──────── RECORDS PROVIDED ────────

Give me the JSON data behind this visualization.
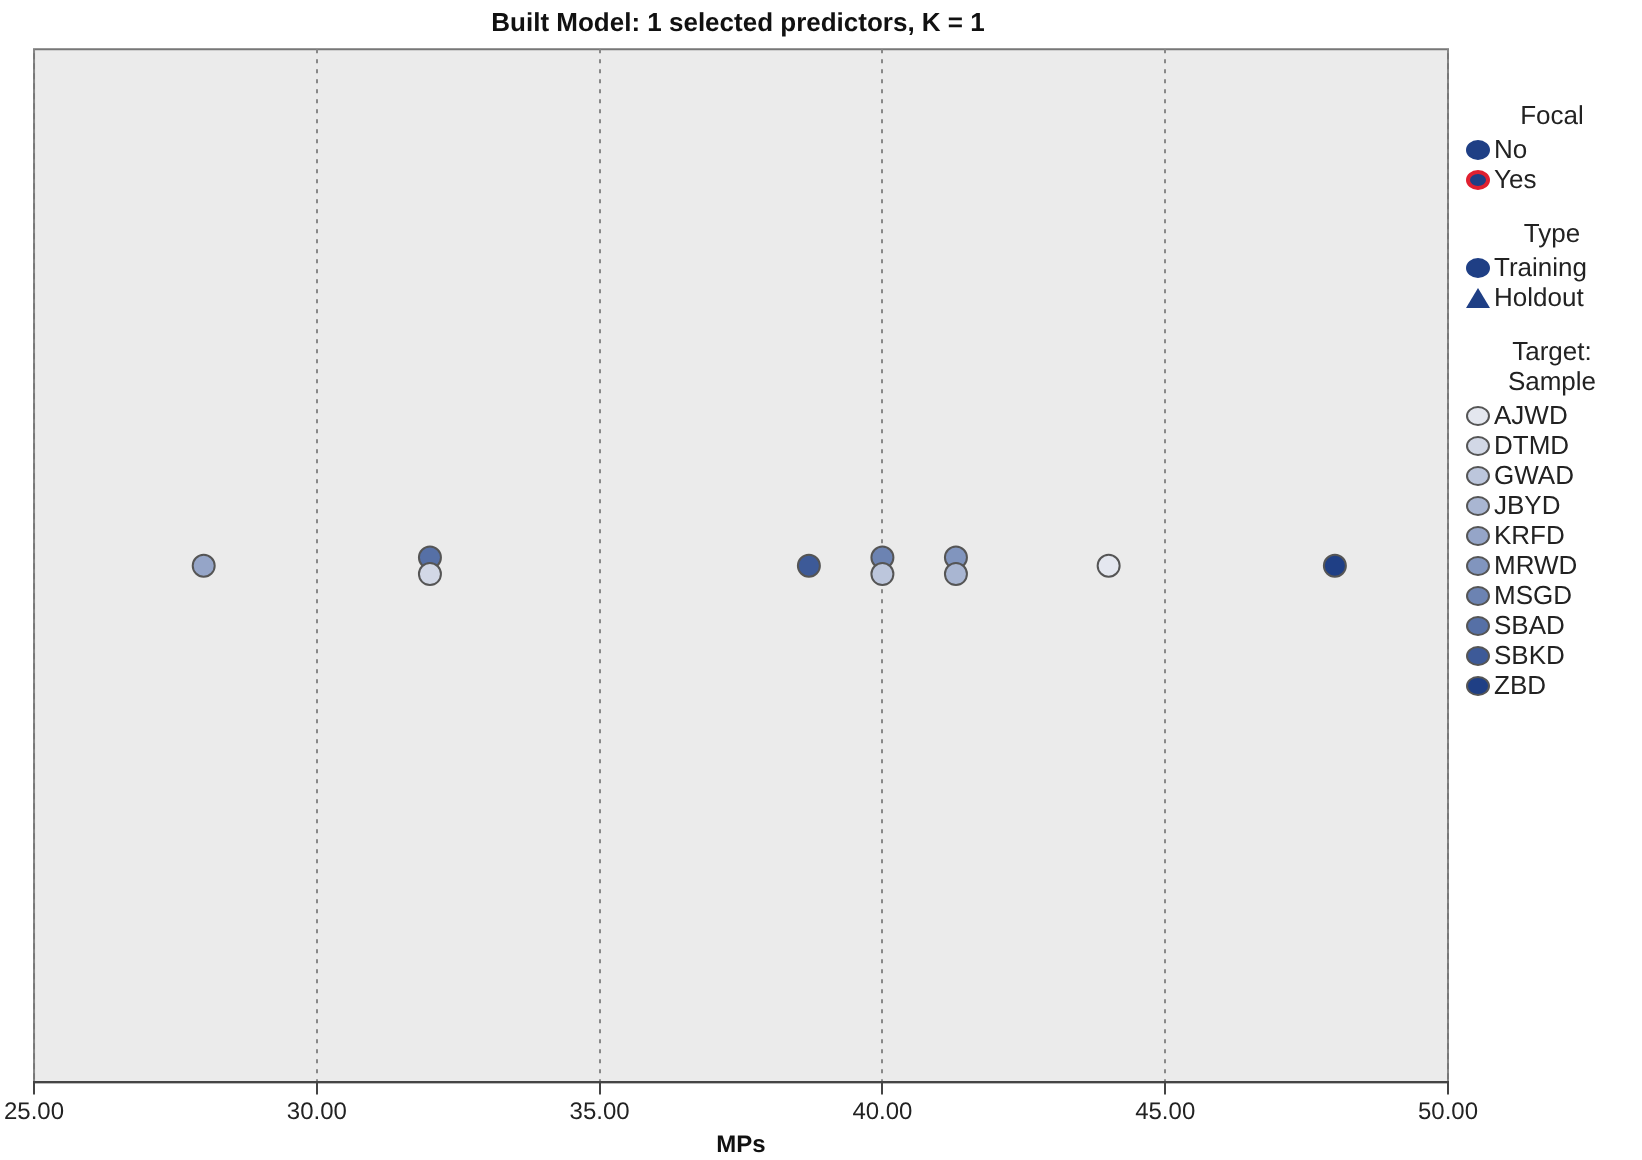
{
  "chart_data": {
    "type": "scatter",
    "title": "Built Model: 1 selected predictors, K = 1",
    "xlabel": "MPs",
    "legend_title": "Target: Sample",
    "annotations": [
      "Focal",
      "Type"
    ],
    "orientation": "horizontal",
    "categories": [
      null
    ],
    "grid": "x",
    "legend": "right",
    "marker": "circle",
    "xlim": [
      25,
      50
    ],
    "xticks": [
      {
        "value": 25,
        "label": "25.00"
      },
      {
        "value": 30,
        "label": "30.00"
      },
      {
        "value": 35,
        "label": "35.00"
      },
      {
        "value": 40,
        "label": "40.00"
      },
      {
        "value": 45,
        "label": "45.00"
      },
      {
        "value": 50,
        "label": "50.00"
      }
    ],
    "series": [
      {
        "name": "No",
        "color": "#1f3f85",
        "values": [
          null
        ]
      },
      {
        "name": "Yes",
        "color": "#e02030",
        "values": [
          null
        ]
      },
      {
        "name": "Training",
        "color": "#1f3f85",
        "values": [
          null
        ]
      },
      {
        "name": "Holdout",
        "color": "#1f3f85",
        "marker": "triangle",
        "values": [
          null
        ]
      },
      {
        "name": "AJWD",
        "color": "#e4e7ef",
        "values": [
          44.0
        ]
      },
      {
        "name": "DTMD",
        "color": "#d2d8e6",
        "values": [
          32.0
        ]
      },
      {
        "name": "GWAD",
        "color": "#bcc6dc",
        "values": [
          40.0
        ]
      },
      {
        "name": "JBYD",
        "color": "#a9b6d2",
        "values": [
          41.3
        ]
      },
      {
        "name": "KRFD",
        "color": "#95a5c8",
        "values": [
          28.0
        ]
      },
      {
        "name": "MRWD",
        "color": "#8195be",
        "values": [
          41.3
        ]
      },
      {
        "name": "MSGD",
        "color": "#6c83b2",
        "values": [
          40.0
        ]
      },
      {
        "name": "SBAD",
        "color": "#5670a6",
        "values": [
          32.0
        ]
      },
      {
        "name": "SBKD",
        "color": "#3d5a98",
        "values": [
          38.7
        ]
      },
      {
        "name": "ZBD",
        "color": "#1f3f85",
        "values": [
          48.0
        ]
      }
    ]
  }
}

────────

▶ _YOUR GOAL_
In your copy of the listing above, reproduce each line exactly and omit all pictures.

▶ _RESPONSE BELOW_
Give me the JSON data behind this visualization.
{
  "chart_data": {
    "type": "scatter",
    "title": "Built Model: 1 selected predictors, K = 1",
    "xlabel": "MPs",
    "legend_title": "Target: Sample",
    "annotations": [
      "Focal",
      "Type"
    ],
    "orientation": "horizontal",
    "categories": [
      null
    ],
    "grid": "x",
    "legend": "right",
    "marker": "circle",
    "xlim": [
      25,
      50
    ],
    "xticks": [
      {
        "value": 25,
        "label": "25.00"
      },
      {
        "value": 30,
        "label": "30.00"
      },
      {
        "value": 35,
        "label": "35.00"
      },
      {
        "value": 40,
        "label": "40.00"
      },
      {
        "value": 45,
        "label": "45.00"
      },
      {
        "value": 50,
        "label": "50.00"
      }
    ],
    "series": [
      {
        "name": "No",
        "color": "#1f3f85",
        "values": [
          null
        ]
      },
      {
        "name": "Yes",
        "color": "#e02030",
        "values": [
          null
        ]
      },
      {
        "name": "Training",
        "color": "#1f3f85",
        "values": [
          null
        ]
      },
      {
        "name": "Holdout",
        "color": "#1f3f85",
        "marker": "triangle",
        "values": [
          null
        ]
      },
      {
        "name": "AJWD",
        "color": "#e4e7ef",
        "values": [
          44.0
        ]
      },
      {
        "name": "DTMD",
        "color": "#d2d8e6",
        "values": [
          32.0
        ]
      },
      {
        "name": "GWAD",
        "color": "#bcc6dc",
        "values": [
          40.0
        ]
      },
      {
        "name": "JBYD",
        "color": "#a9b6d2",
        "values": [
          41.3
        ]
      },
      {
        "name": "KRFD",
        "color": "#95a5c8",
        "values": [
          28.0
        ]
      },
      {
        "name": "MRWD",
        "color": "#8195be",
        "values": [
          41.3
        ]
      },
      {
        "name": "MSGD",
        "color": "#6c83b2",
        "values": [
          40.0
        ]
      },
      {
        "name": "SBAD",
        "color": "#5670a6",
        "values": [
          32.0
        ]
      },
      {
        "name": "SBKD",
        "color": "#3d5a98",
        "values": [
          38.7
        ]
      },
      {
        "name": "ZBD",
        "color": "#1f3f85",
        "values": [
          48.0
        ]
      }
    ]
  }
}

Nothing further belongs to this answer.